* **Short exercise**:
Tally the lines holding the word "JSON" and state the count by itself.

* **Data section**:
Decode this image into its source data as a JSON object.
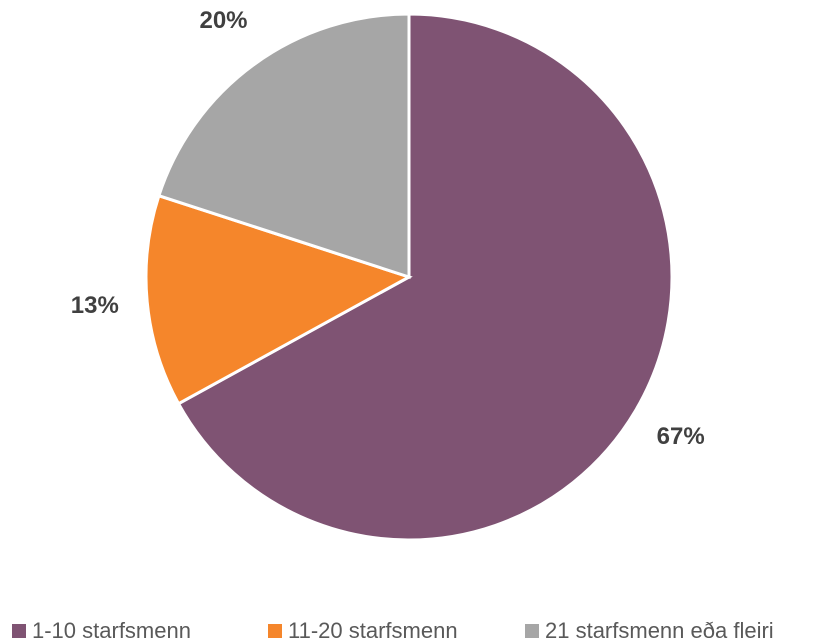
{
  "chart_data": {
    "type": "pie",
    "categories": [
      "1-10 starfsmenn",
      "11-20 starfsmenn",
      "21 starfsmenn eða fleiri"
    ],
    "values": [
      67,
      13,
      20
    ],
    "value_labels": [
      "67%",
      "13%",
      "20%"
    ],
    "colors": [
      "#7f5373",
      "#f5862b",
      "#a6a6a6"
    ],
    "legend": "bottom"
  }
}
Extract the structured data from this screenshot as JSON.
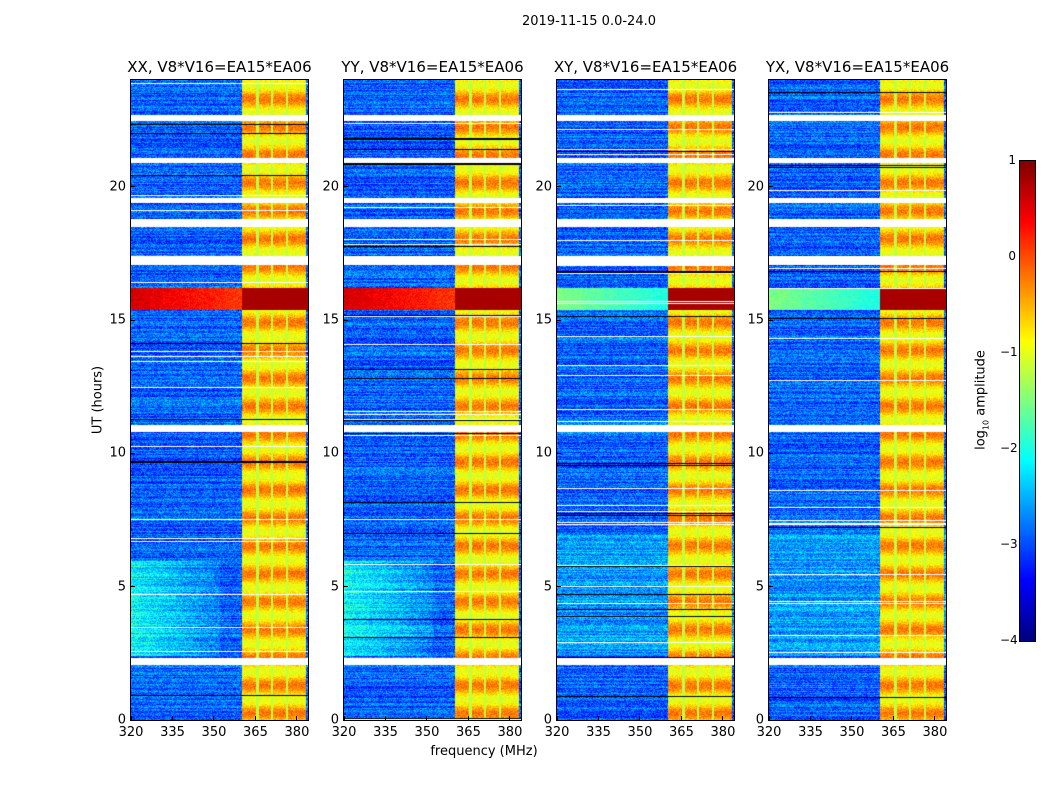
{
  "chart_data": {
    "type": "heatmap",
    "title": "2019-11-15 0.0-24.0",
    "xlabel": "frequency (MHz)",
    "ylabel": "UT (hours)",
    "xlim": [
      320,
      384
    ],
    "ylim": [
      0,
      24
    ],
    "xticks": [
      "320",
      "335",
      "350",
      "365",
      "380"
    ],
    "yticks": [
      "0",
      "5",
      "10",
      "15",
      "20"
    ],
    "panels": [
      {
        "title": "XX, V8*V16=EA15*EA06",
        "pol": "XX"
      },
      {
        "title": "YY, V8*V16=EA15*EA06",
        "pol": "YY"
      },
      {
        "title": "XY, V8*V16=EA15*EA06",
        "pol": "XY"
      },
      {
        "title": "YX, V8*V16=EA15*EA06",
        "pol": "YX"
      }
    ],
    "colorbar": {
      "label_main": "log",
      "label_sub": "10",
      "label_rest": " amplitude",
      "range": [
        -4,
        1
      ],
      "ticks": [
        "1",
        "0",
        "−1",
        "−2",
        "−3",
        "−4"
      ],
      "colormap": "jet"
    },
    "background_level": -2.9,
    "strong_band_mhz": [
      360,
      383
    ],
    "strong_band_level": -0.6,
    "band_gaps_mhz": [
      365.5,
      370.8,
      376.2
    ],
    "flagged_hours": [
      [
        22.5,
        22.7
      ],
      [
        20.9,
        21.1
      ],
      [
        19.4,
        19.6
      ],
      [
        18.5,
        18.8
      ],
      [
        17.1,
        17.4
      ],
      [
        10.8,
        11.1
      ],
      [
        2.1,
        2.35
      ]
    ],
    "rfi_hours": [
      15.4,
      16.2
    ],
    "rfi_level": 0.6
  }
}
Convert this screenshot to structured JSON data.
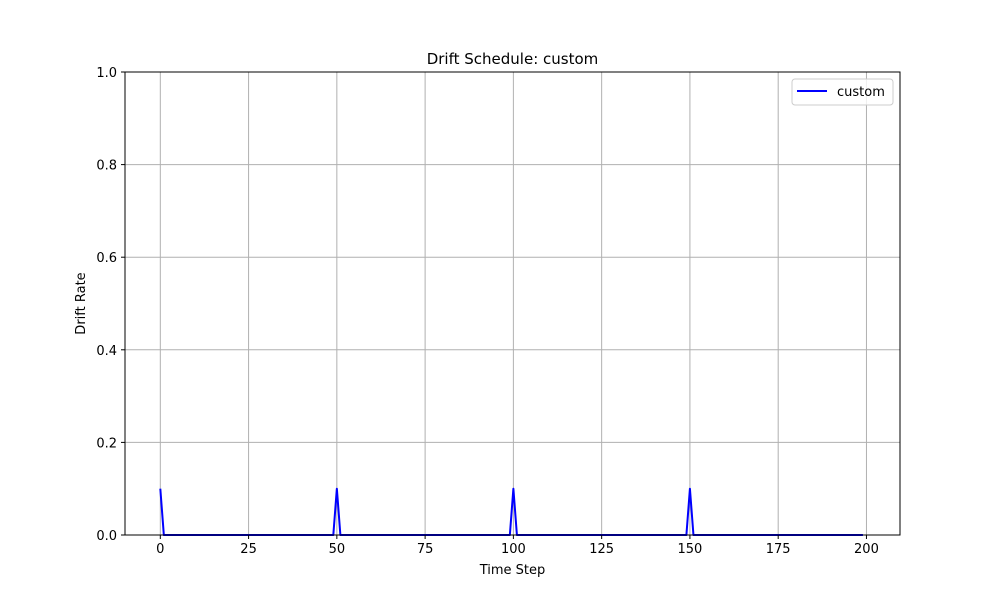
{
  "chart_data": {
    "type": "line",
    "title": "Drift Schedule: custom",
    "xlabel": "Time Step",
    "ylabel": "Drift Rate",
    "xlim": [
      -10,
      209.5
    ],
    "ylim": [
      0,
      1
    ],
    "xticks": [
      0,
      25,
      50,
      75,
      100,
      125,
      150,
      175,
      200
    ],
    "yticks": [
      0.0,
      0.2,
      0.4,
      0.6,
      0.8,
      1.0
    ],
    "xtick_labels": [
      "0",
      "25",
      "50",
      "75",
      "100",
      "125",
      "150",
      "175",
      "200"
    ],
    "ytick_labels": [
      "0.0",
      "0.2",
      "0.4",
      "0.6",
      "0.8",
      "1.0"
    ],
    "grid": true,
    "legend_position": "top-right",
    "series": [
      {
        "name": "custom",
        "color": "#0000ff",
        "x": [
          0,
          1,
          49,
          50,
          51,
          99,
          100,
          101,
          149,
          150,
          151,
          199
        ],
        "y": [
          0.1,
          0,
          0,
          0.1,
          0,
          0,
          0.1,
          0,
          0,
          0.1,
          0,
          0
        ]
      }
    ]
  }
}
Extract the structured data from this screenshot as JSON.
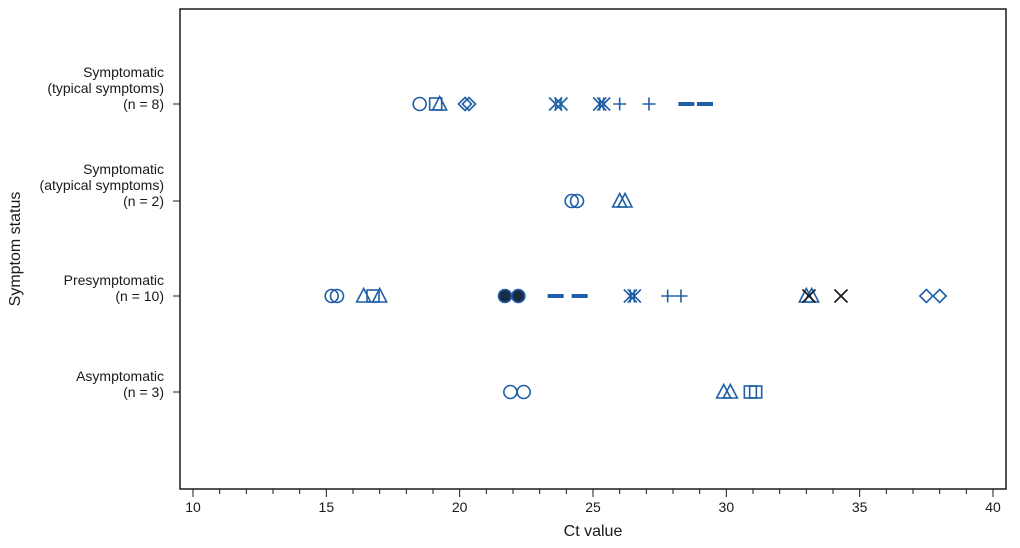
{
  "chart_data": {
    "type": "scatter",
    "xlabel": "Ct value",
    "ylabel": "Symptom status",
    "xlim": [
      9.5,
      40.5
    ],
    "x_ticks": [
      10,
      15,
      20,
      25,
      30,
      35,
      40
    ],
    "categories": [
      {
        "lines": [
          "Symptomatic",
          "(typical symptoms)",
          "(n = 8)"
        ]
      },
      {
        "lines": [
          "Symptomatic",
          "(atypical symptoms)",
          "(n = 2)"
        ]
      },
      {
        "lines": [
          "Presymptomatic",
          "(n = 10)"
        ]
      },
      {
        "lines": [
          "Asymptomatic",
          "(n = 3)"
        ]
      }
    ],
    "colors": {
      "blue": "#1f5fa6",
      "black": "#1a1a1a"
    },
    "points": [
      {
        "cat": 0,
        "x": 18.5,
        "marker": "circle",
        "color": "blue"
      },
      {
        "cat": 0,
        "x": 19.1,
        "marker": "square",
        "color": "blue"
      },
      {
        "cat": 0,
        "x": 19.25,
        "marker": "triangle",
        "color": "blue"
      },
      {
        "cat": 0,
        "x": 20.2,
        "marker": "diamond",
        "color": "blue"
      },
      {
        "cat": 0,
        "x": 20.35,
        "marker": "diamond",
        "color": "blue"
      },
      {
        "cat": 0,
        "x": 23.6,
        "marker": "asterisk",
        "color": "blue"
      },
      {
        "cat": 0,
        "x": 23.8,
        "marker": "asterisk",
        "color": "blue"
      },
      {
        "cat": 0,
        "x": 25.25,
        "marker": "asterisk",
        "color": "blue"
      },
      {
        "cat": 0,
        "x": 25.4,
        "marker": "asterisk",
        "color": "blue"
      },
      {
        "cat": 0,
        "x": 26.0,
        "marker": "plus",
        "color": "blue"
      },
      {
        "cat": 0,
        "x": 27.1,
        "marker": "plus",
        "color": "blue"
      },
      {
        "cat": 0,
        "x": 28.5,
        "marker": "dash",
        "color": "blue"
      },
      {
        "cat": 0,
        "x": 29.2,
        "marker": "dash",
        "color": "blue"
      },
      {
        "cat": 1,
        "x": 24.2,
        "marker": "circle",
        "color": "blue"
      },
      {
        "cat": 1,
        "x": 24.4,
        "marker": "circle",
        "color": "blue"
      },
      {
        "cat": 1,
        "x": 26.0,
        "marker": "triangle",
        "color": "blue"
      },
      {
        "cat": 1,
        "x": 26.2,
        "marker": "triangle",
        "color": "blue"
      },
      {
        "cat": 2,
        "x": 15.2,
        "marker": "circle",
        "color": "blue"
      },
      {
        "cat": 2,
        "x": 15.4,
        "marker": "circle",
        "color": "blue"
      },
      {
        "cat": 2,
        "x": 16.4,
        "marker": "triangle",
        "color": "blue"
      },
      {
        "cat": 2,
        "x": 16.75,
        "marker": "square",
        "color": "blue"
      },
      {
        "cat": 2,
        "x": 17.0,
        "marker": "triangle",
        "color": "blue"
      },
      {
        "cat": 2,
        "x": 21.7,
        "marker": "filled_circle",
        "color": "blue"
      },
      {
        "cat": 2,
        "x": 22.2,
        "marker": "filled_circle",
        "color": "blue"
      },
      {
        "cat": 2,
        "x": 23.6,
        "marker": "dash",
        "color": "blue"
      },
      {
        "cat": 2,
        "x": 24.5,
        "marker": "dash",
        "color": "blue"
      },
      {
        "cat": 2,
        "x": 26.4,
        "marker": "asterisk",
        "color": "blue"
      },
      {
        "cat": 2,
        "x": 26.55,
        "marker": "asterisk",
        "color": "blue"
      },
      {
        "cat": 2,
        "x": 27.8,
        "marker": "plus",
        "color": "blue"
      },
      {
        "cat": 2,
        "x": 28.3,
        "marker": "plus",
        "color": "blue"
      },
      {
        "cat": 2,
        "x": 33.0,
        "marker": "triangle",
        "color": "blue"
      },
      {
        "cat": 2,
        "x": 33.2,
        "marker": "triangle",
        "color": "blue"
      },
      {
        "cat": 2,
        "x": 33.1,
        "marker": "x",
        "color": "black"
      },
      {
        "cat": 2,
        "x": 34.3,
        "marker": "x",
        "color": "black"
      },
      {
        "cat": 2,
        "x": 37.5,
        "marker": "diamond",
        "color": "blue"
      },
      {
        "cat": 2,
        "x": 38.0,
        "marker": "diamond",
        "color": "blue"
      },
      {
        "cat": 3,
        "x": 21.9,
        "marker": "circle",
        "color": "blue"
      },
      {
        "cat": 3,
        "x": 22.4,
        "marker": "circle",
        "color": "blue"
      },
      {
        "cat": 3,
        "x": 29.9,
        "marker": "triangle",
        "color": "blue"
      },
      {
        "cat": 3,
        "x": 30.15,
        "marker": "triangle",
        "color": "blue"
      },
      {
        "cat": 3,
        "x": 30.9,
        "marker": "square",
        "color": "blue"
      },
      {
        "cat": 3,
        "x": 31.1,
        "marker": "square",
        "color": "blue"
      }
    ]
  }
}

* **Output below**:
4